# Exercise objective:
Work out how many lines below hold the string "utredningar" and state only that figure.

(Records from a data collection)
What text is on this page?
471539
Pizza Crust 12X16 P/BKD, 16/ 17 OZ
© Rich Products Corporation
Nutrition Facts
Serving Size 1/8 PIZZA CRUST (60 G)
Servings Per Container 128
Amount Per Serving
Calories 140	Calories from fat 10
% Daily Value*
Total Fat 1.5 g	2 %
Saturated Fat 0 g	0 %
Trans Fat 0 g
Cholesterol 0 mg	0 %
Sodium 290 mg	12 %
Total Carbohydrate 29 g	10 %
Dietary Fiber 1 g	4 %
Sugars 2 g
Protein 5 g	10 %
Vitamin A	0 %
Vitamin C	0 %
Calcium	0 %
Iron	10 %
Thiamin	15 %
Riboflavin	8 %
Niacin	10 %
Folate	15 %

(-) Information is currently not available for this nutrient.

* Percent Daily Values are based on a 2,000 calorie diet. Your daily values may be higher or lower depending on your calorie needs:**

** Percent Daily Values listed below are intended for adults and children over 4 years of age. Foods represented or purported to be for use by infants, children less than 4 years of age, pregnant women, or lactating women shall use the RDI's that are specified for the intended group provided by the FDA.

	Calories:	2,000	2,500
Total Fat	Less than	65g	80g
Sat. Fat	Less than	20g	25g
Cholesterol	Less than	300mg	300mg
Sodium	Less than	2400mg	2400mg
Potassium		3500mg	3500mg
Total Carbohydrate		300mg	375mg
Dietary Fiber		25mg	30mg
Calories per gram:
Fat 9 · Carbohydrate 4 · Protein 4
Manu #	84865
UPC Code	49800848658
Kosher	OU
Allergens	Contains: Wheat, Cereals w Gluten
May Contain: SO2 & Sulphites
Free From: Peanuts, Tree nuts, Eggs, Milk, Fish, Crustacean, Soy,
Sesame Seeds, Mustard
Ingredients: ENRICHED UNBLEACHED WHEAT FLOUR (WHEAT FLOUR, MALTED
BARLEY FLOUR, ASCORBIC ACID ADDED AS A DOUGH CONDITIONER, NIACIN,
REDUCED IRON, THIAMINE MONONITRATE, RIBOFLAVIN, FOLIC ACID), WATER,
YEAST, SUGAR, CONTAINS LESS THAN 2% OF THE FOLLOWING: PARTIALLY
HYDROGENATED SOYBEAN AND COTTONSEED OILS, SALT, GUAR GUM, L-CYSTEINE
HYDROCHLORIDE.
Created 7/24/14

---

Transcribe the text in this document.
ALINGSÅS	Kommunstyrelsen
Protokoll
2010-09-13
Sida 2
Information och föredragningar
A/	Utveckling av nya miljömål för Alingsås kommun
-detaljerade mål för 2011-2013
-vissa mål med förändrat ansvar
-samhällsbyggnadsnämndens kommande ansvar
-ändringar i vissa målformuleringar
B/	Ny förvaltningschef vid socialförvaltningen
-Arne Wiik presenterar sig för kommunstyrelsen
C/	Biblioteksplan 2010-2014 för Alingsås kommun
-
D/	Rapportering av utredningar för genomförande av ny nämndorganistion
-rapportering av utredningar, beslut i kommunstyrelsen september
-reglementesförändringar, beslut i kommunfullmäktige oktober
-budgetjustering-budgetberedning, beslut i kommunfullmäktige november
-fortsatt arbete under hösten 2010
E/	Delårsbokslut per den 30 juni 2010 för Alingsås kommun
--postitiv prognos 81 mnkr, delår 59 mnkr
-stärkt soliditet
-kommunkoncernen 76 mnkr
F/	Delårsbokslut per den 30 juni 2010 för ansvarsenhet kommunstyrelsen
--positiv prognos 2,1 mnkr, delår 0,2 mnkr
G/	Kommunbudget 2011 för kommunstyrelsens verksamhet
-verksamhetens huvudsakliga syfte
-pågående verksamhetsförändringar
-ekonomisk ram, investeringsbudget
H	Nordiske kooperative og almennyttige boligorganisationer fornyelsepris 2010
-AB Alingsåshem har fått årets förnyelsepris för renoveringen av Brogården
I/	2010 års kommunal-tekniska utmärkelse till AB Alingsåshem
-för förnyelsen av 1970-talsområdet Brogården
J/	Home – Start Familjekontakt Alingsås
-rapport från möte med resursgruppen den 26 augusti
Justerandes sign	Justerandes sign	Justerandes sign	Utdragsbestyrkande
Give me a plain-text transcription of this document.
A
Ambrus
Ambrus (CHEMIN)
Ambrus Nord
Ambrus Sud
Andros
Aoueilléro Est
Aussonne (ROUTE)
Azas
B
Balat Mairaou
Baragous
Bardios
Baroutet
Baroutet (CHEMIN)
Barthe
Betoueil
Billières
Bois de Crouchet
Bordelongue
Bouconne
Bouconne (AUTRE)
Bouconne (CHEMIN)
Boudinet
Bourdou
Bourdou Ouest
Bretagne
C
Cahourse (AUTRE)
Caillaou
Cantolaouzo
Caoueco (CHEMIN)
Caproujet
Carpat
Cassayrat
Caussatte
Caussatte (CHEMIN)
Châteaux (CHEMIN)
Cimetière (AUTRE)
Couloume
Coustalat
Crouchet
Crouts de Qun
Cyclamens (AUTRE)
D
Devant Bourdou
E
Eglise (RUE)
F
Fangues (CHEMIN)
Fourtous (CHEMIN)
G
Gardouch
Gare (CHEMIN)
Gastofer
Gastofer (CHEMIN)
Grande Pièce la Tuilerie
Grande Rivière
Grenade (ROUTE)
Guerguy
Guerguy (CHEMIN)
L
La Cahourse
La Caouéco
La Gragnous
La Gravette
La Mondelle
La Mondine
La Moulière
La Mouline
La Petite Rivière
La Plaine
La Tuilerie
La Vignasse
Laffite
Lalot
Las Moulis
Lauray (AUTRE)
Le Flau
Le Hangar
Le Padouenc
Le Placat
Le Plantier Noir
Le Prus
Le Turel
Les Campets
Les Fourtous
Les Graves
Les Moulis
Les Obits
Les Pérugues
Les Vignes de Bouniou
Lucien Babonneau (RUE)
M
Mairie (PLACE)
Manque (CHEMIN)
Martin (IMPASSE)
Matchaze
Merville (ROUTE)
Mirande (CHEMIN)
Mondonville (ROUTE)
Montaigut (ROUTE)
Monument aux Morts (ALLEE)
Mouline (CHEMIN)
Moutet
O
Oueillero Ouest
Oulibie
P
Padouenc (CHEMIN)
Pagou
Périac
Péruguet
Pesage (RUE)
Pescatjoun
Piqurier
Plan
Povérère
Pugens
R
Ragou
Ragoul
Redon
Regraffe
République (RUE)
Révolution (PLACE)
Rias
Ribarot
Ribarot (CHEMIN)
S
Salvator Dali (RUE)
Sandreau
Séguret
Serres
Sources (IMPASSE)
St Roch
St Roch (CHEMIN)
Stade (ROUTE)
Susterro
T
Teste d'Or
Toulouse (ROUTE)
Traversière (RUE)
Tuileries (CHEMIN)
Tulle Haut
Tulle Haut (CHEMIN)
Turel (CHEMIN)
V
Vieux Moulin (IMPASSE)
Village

==

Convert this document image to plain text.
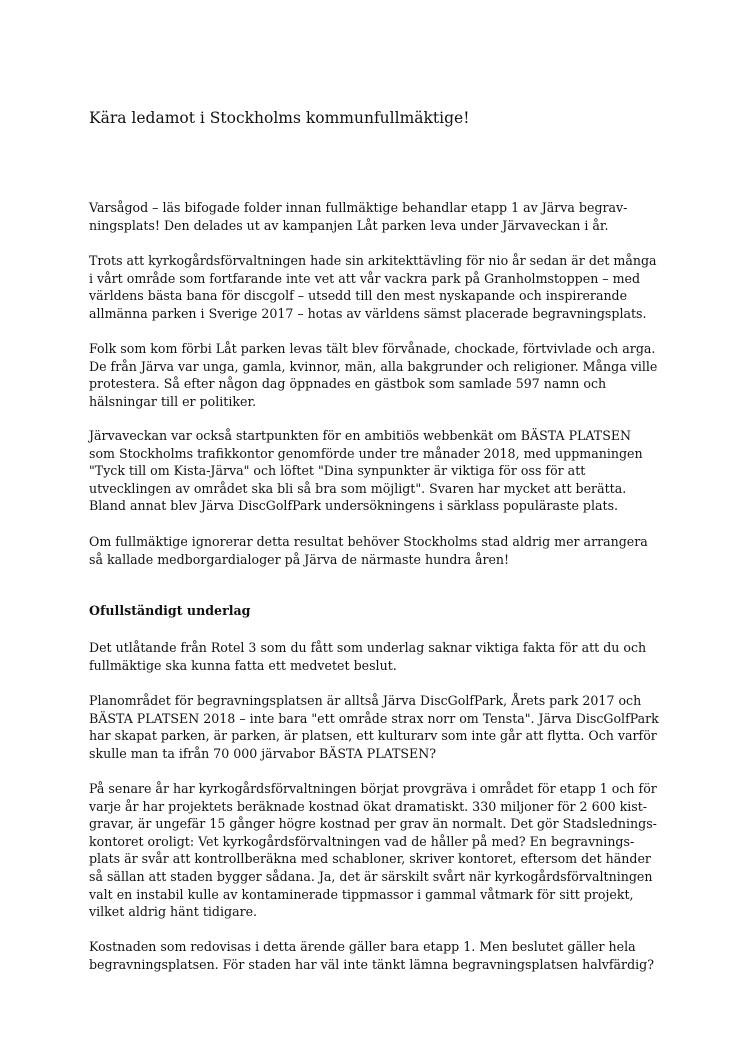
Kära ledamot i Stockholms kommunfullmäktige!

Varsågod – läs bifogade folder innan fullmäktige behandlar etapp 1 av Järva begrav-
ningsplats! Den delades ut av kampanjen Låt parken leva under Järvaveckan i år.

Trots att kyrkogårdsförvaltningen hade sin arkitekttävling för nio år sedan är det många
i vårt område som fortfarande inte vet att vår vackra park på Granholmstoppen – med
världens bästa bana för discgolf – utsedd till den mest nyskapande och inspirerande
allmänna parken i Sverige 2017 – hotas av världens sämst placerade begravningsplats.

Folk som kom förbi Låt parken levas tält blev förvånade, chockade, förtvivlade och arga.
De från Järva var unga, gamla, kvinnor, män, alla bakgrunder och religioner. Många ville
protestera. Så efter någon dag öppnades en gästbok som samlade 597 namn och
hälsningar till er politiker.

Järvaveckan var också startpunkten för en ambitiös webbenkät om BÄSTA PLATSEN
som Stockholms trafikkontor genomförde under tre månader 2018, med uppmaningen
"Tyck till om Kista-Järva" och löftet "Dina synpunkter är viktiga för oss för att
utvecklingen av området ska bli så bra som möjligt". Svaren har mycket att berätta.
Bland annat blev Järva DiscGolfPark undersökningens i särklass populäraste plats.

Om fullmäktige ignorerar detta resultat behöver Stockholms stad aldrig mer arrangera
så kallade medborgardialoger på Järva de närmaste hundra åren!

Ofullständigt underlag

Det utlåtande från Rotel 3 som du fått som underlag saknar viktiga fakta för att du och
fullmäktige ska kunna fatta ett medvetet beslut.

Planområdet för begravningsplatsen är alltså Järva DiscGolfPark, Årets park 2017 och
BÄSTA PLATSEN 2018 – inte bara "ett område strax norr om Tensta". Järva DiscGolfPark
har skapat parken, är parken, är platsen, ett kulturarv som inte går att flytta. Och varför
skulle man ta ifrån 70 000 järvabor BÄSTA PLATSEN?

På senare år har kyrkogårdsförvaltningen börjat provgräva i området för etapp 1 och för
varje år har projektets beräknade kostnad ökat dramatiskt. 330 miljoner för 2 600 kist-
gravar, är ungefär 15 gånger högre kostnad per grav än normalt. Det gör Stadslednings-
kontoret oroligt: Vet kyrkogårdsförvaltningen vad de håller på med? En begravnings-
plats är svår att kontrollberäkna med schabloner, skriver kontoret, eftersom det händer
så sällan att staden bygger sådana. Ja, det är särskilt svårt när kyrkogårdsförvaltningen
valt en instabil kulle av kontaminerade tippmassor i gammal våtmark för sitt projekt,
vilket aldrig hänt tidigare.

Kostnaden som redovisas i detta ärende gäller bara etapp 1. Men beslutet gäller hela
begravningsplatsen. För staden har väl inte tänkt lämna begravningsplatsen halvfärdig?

# Exercise output:
2